Written problem — Below are some records; repeat them all exactly, minus the pictures.
[begin Information supplied]
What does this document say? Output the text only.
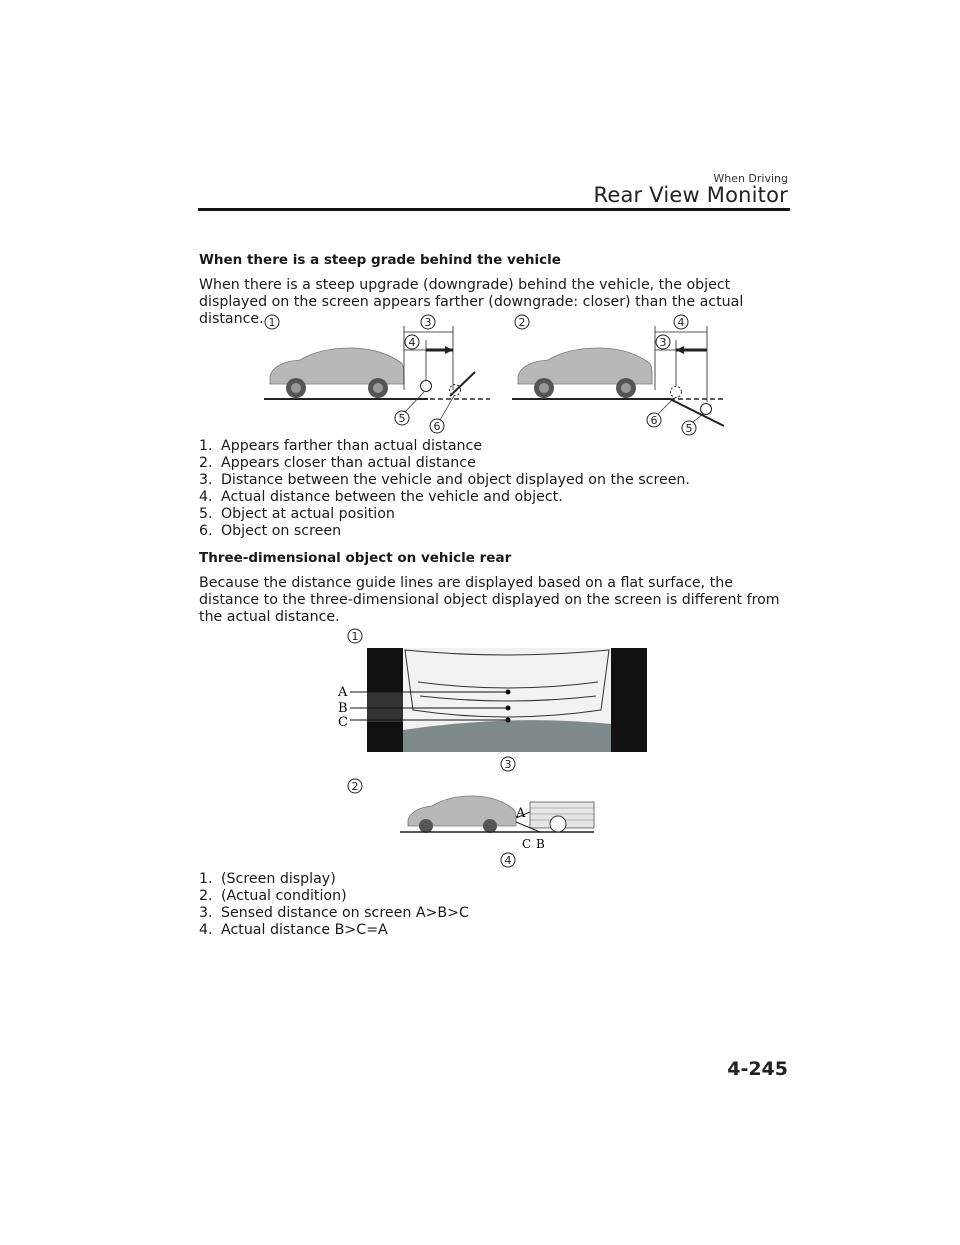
When Driving
Rear View Monitor
When there is a steep grade behind the vehicle
When there is a steep upgrade (downgrade) behind the vehicle, the object displayed on the screen appears farther (downgrade: closer) than the actual distance. 1	3
4
5
6
2	4
3
6
5
1. Appears farther than actual distance
2. Appears closer than actual distance
3. Distance between the vehicle and object displayed on the screen.
4. Actual distance between the vehicle and object.
5. Object at actual position
6. Object on screen
Three-dimensional object on vehicle rear
Because the distance guide lines are displayed based on a flat surface, the distance to the three-dimensional object displayed on the screen is different from the actual distance.
1
A
B
C
3
2
A
C B
4
1. (Screen display)
2. (Actual condition)
3. Sensed distance on screen A>B>C
4. Actual distance B>C=A
4-245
[end Information supplied]
Output —
What does this document say? Output the text only.
When Driving
Rear View Monitor
When there is a steep grade behind the vehicle
When there is a steep upgrade (downgrade) behind the vehicle, the object displayed on the screen appears farther (downgrade: closer) than the actual distance. 1	3
4
5
6
2	4
3
6
5
1. Appears farther than actual distance
2. Appears closer than actual distance
3. Distance between the vehicle and object displayed on the screen.
4. Actual distance between the vehicle and object.
5. Object at actual position
6. Object on screen
Three-dimensional object on vehicle rear
Because the distance guide lines are displayed based on a flat surface, the distance to the three-dimensional object displayed on the screen is different from the actual distance.
1
A
B
C
3
2
A
C B
4
1. (Screen display)
2. (Actual condition)
3. Sensed distance on screen A>B>C
4. Actual distance B>C=A
4-245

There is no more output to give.